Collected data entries
'''

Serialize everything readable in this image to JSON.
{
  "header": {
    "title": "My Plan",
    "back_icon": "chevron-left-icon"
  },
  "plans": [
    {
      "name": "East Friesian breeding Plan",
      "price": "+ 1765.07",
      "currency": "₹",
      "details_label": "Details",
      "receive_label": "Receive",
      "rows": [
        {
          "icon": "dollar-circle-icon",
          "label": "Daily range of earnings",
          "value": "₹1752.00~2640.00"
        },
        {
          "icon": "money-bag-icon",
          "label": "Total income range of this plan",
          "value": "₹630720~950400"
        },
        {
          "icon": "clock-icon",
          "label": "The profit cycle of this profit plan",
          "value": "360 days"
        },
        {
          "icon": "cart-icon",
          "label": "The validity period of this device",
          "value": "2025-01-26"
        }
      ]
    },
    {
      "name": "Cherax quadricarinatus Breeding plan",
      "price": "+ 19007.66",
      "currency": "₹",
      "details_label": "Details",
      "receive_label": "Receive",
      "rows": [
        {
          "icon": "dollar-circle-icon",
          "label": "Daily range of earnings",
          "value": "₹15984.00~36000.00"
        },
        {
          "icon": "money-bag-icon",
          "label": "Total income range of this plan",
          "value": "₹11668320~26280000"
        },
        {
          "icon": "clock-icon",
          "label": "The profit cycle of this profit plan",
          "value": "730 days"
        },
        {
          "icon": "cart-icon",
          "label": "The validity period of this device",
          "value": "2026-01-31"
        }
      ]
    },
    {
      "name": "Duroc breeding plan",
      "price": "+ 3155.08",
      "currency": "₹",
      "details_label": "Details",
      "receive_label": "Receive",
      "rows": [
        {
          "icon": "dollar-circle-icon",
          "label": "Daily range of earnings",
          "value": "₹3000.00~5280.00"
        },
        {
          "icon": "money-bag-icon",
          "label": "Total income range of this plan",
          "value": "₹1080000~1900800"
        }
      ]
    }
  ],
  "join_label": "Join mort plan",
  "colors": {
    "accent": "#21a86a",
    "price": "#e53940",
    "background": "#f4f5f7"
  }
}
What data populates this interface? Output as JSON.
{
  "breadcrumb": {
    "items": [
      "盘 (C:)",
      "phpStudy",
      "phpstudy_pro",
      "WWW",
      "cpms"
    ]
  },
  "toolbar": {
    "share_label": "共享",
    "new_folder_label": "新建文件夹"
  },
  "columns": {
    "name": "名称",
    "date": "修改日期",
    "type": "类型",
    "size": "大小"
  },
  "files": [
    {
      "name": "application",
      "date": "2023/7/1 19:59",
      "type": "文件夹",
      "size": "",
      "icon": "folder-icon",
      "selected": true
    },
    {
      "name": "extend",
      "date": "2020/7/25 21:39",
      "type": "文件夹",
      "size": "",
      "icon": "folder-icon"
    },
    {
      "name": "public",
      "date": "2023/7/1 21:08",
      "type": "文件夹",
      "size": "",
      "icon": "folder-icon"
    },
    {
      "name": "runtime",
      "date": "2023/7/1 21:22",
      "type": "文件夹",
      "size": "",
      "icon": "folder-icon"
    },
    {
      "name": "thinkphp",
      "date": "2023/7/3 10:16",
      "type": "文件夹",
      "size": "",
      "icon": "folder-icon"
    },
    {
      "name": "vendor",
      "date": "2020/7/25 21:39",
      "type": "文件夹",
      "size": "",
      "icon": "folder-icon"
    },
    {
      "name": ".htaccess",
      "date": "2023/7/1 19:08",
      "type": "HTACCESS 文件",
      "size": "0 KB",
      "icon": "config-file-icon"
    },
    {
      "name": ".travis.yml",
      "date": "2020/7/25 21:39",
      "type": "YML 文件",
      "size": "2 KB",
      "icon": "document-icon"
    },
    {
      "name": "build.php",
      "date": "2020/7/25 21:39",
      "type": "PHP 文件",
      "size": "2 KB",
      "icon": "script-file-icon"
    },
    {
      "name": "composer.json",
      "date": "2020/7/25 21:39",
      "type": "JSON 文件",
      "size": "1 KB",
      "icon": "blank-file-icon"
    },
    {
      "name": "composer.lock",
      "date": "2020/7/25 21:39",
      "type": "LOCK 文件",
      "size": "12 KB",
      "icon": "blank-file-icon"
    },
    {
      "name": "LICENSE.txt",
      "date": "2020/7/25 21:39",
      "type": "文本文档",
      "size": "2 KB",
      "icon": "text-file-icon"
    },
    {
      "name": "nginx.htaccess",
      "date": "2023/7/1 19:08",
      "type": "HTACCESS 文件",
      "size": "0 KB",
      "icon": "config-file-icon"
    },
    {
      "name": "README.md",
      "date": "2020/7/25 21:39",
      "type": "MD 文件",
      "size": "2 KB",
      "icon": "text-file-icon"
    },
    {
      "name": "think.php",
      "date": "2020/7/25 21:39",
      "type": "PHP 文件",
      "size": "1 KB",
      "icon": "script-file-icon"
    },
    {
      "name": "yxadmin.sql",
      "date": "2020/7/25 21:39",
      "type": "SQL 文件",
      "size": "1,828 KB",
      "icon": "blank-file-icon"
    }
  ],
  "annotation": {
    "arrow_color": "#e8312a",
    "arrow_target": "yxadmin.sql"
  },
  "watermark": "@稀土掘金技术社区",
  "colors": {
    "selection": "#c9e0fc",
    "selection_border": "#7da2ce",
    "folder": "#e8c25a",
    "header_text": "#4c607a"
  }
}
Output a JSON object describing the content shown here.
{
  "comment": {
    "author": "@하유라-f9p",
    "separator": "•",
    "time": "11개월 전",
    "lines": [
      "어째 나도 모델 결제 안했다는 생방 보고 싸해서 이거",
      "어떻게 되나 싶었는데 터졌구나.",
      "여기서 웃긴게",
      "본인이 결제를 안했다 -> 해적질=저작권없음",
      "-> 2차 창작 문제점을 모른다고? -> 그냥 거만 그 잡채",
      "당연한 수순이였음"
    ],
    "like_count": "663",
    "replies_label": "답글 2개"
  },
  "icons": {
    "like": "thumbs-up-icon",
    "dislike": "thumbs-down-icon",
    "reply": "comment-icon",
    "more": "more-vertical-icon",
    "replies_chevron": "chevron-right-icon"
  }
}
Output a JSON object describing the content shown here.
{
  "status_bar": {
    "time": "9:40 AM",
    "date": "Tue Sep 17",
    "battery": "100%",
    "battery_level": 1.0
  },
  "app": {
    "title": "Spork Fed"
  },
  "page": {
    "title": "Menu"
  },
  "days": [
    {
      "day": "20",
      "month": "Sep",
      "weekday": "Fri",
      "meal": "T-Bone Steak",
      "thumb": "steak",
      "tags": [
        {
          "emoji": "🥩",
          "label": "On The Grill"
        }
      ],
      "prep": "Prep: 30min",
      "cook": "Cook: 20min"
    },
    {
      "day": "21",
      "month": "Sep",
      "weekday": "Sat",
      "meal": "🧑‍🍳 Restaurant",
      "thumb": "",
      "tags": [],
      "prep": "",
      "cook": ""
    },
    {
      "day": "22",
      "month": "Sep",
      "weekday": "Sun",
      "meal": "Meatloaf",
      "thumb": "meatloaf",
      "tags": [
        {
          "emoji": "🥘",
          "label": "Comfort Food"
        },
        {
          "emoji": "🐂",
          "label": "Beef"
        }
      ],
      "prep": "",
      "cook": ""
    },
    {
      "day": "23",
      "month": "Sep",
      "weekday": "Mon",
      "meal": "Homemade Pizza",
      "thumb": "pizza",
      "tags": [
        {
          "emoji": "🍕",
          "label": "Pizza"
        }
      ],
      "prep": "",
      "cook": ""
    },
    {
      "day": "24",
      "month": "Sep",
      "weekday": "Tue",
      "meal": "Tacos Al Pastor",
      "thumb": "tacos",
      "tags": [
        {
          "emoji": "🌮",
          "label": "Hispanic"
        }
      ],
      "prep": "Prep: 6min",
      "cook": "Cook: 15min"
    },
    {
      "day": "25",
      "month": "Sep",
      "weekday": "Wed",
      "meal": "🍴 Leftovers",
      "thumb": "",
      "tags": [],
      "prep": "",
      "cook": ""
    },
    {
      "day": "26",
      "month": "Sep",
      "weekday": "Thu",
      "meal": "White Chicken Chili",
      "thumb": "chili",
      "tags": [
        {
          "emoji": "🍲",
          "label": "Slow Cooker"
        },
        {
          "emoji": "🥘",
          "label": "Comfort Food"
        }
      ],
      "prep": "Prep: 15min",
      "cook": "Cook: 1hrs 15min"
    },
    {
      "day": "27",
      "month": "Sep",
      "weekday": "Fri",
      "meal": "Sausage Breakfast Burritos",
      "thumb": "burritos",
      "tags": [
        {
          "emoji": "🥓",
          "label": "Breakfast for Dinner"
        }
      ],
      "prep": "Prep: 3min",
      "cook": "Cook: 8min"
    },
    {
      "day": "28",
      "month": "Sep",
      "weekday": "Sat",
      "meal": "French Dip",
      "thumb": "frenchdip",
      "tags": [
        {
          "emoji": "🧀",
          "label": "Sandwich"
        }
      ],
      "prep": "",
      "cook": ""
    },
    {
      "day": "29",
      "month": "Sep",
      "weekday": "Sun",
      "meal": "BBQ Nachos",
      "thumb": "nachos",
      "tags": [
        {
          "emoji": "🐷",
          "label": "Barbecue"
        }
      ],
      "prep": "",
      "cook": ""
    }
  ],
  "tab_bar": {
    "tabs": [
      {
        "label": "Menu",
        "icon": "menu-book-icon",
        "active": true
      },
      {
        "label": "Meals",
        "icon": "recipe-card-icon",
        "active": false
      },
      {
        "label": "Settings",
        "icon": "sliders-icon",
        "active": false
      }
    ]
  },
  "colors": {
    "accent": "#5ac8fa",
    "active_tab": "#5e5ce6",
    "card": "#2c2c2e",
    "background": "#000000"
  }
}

'''

:: To be done ::
Where a line above includes "emoji", copy that line.

:: Complete answer ::
          "emoji": "🥩",
          "emoji": "🥘",
          "emoji": "🐂",
          "emoji": "🍕",
          "emoji": "🌮",
          "emoji": "🍲",
          "emoji": "🥘",
          "emoji": "🥓",
          "emoji": "🧀",
          "emoji": "🐷",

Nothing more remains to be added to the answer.